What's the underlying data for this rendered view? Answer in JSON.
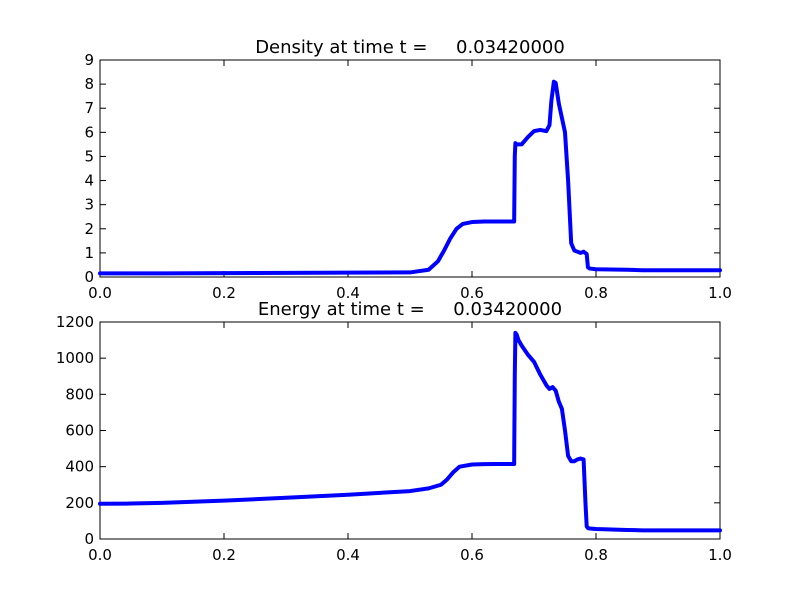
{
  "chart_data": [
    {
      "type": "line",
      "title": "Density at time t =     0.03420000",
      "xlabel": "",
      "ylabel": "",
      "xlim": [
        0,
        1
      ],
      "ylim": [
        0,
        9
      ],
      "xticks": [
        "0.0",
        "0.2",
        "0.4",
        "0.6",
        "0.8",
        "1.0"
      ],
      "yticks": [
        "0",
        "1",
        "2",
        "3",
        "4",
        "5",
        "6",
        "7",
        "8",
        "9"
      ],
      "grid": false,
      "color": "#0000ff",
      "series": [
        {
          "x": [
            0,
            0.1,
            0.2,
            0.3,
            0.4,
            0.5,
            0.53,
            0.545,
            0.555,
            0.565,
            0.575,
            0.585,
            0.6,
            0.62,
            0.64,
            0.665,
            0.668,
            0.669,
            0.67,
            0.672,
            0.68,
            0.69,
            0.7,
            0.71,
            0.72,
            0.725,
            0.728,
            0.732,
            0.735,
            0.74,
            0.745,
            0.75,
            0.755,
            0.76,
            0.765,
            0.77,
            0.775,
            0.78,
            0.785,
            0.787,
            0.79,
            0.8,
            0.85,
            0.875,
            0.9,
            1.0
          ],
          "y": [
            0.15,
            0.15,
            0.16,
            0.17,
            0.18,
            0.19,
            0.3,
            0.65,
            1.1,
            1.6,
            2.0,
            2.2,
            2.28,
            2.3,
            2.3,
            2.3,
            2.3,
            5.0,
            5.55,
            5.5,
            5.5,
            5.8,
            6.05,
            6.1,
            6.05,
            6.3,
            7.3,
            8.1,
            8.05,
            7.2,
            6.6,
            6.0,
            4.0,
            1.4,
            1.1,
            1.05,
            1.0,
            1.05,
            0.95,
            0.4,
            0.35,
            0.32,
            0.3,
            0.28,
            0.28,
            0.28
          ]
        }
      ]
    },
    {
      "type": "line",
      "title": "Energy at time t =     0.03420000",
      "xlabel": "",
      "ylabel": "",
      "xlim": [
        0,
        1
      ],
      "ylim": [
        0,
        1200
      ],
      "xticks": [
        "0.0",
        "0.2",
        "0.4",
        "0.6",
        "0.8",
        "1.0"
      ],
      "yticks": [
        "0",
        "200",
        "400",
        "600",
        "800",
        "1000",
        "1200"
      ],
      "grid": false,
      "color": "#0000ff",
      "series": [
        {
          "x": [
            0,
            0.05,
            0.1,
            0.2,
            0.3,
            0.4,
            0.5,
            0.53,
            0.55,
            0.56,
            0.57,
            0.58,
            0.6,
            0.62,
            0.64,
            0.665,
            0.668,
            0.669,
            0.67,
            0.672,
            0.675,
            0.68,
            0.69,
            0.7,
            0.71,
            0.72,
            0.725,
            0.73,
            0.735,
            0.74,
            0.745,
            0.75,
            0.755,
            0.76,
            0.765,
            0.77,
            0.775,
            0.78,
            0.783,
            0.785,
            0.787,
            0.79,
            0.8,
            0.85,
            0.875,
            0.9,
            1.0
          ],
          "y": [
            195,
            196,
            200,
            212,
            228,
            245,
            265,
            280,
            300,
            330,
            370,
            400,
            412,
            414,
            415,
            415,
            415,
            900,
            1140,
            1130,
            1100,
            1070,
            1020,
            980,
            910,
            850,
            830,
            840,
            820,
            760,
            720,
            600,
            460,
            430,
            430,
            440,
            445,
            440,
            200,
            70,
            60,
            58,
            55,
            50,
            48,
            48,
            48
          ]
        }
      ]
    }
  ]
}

#####

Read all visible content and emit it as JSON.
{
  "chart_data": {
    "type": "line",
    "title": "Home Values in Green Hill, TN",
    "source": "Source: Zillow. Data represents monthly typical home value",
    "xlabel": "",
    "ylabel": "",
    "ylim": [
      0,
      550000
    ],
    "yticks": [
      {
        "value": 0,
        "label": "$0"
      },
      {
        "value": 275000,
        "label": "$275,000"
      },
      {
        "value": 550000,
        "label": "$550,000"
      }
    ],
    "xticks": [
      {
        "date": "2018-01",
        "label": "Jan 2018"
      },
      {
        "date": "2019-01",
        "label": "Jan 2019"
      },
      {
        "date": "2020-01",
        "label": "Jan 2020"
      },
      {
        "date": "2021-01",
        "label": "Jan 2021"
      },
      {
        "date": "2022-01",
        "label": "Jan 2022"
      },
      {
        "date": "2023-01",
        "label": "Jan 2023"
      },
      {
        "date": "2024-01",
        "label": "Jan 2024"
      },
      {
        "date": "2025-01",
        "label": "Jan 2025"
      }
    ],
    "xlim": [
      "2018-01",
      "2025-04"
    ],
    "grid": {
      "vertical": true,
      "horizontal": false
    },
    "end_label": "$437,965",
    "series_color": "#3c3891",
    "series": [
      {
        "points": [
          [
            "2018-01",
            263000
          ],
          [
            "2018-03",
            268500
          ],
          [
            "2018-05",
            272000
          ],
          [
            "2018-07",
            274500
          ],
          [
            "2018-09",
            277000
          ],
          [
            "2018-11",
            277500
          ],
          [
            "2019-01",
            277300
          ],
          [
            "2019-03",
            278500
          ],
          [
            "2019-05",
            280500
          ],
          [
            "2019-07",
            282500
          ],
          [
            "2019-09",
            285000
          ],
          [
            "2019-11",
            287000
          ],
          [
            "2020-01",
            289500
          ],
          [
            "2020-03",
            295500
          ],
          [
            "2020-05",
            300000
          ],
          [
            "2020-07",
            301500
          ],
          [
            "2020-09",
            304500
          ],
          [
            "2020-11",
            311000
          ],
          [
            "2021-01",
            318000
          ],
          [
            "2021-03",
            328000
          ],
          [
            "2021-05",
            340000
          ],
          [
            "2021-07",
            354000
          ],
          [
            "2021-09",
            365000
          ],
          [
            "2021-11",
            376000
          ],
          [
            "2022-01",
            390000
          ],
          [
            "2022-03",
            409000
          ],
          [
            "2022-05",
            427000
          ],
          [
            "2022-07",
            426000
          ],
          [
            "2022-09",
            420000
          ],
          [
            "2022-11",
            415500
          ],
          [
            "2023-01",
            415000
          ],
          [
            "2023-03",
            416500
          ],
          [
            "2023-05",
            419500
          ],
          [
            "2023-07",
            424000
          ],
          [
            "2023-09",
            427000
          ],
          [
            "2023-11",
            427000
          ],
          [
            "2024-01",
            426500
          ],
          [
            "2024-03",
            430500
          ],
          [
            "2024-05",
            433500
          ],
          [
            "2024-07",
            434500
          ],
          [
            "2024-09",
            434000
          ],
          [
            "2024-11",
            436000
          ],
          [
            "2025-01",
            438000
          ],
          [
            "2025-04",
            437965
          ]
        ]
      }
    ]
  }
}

#####

- **Goal of the exercise**: Go through the records and gather the lines that hold "date".

- **Answer below**:
        "date": "2018-01",
        "date": "2019-01",
        "date": "2020-01",
        "date": "2021-01",
        "date": "2022-01",
        "date": "2023-01",
        "date": "2024-01",
        "date": "2025-01",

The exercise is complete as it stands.